▶ [Your instructions]:
Pick out each line of the records that includes the string "verde", and copy it.

»»

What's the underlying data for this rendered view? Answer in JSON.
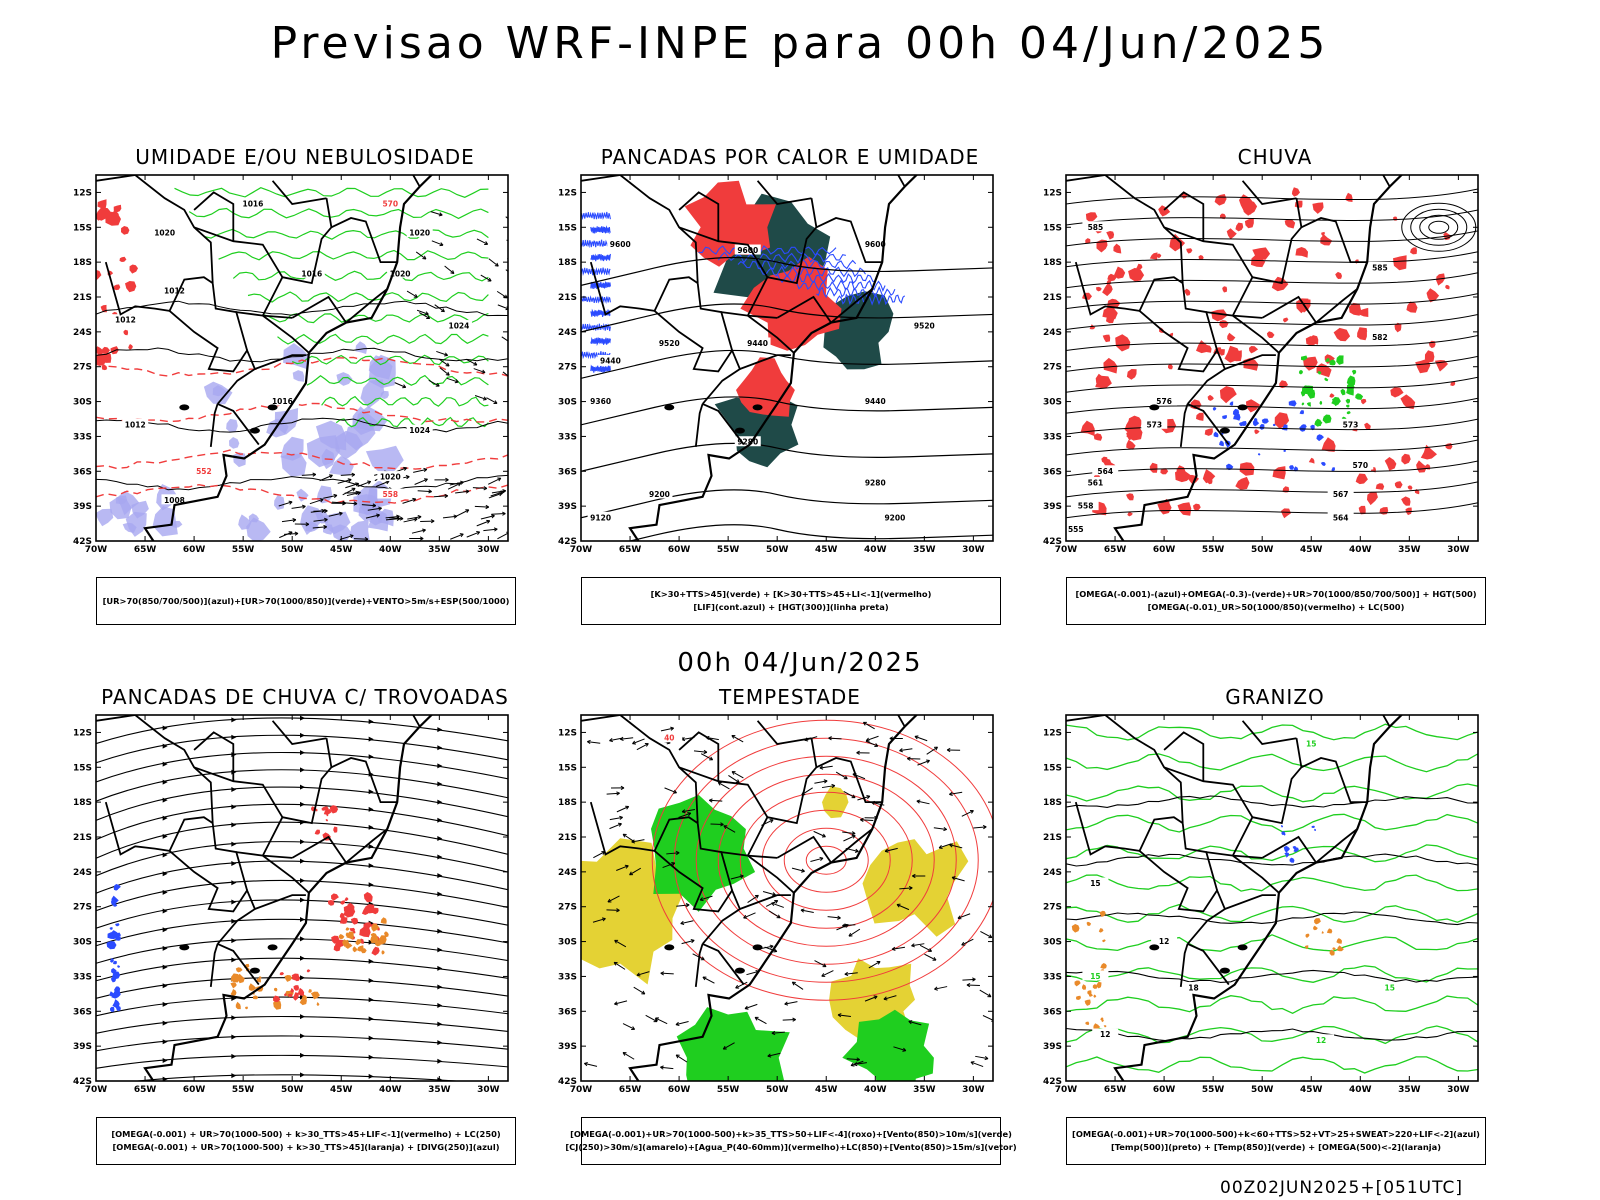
{
  "header": {
    "title": "Previsao WRF-INPE  para 00h 04/Jun/2025"
  },
  "middle": {
    "date": "00h 04/Jun/2025"
  },
  "footer": {
    "run_id": "00Z02JUN2025+[051UTC]"
  },
  "axes": {
    "lat_labels": [
      "12S",
      "15S",
      "18S",
      "21S",
      "24S",
      "27S",
      "30S",
      "33S",
      "36S",
      "39S",
      "42S"
    ],
    "lon_labels": [
      "70W",
      "65W",
      "60W",
      "55W",
      "50W",
      "45W",
      "40W",
      "35W",
      "30W"
    ]
  },
  "colors": {
    "red": "#f03c3c",
    "green": "#1fce1f",
    "blue": "#2b4bff",
    "dark": "#1f4a48",
    "yellow": "#e4d234",
    "orange": "#e98a2a",
    "lavender": "#a8a8f0"
  },
  "panels": [
    {
      "id": "umidade",
      "title": "UMIDADE E/OU NEBULOSIDADE",
      "legend": [
        "[UR>70(850/700/500)](azul)+[UR>70(1000/850)](verde)+VENTO>5m/s+ESP(500/1000)"
      ],
      "contour_labels": [
        "1016",
        "1020",
        "1016",
        "1020",
        "1012",
        "1024",
        "1012",
        "1016",
        "1012",
        "1008",
        "1024",
        "1020",
        "1020",
        "552",
        "558",
        "570"
      ]
    },
    {
      "id": "pancadas",
      "title": "PANCADAS POR CALOR E UMIDADE",
      "legend": [
        "[K>30+TTS>45](verde) + [K>30+TTS>45+LI<-1](vermelho)",
        "[LIF](cont.azul) + [HGT(300)](linha preta)"
      ],
      "contour_labels": [
        "9600",
        "9600",
        "9520",
        "9440",
        "9360",
        "9280",
        "9200",
        "9120",
        "9520",
        "9440",
        "9280",
        "9200",
        "9600",
        "9440"
      ]
    },
    {
      "id": "chuva",
      "title": "CHUVA",
      "legend": [
        "[OMEGA(-0.001)-(azul)+OMEGA(-0.3)-(verde)+UR>70(1000/850/700/500)] + HGT(500)",
        "[OMEGA(-0.01)_UR>50(1000/850)(vermelho) + LC(500)"
      ],
      "contour_labels": [
        "585",
        "585",
        "582",
        "576",
        "573",
        "570",
        "567",
        "564",
        "561",
        "558",
        "555",
        "564",
        "573"
      ]
    },
    {
      "id": "trovoadas",
      "title": "PANCADAS DE CHUVA C/ TROVOADAS",
      "legend": [
        "[OMEGA(-0.001) + UR>70(1000-500) + k>30_TTS>45+LIF<-1](vermelho) + LC(250)",
        "[OMEGA(-0.001) + UR>70(1000-500) + k>30_TTS>45](laranja) + [DIVG(250)](azul)"
      ],
      "contour_labels": []
    },
    {
      "id": "tempestade",
      "title": "TEMPESTADE",
      "legend": [
        "[OMEGA(-0.001)+UR>70(1000-500)+k>35_TTS>50+LIF<-4](roxo)+[Vento(850)>10m/s](verde)",
        "[CJ(250)>30m/s](amarelo)+[Agua_P(40-60mm)](vermelho)+LC(850)+[Vento(850)>15m/s](vetor)"
      ],
      "contour_labels": [
        "40"
      ]
    },
    {
      "id": "granizo",
      "title": "GRANIZO",
      "legend": [
        "[OMEGA(-0.001)+UR>70(1000-500)+k<60+TTS>52+VT>25+SWEAT>220+LIF<-2](azul)",
        "[Temp(500)](preto) + [Temp(850)](verde) + [OMEGA(500)<-2](laranja)"
      ],
      "contour_labels": [
        "15",
        "12",
        "15",
        "18",
        "15",
        "12",
        "12",
        "15"
      ]
    }
  ]
}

««

▶ [The output]:
        "[UR>70(850/700/500)](azul)+[UR>70(1000/850)](verde)+VENTO>5m/s+ESP(500/1000)"
        "[K>30+TTS>45](verde) + [K>30+TTS>45+LI<-1](vermelho)",
        "[OMEGA(-0.001)-(azul)+OMEGA(-0.3)-(verde)+UR>70(1000/850/700/500)] + HGT(500)",
        "[OMEGA(-0.001)+UR>70(1000-500)+k>35_TTS>50+LIF<-4](roxo)+[Vento(850)>10m/s](verde)",
        "[Temp(500)](preto) + [Temp(850)](verde) + [OMEGA(500)<-2](laranja)"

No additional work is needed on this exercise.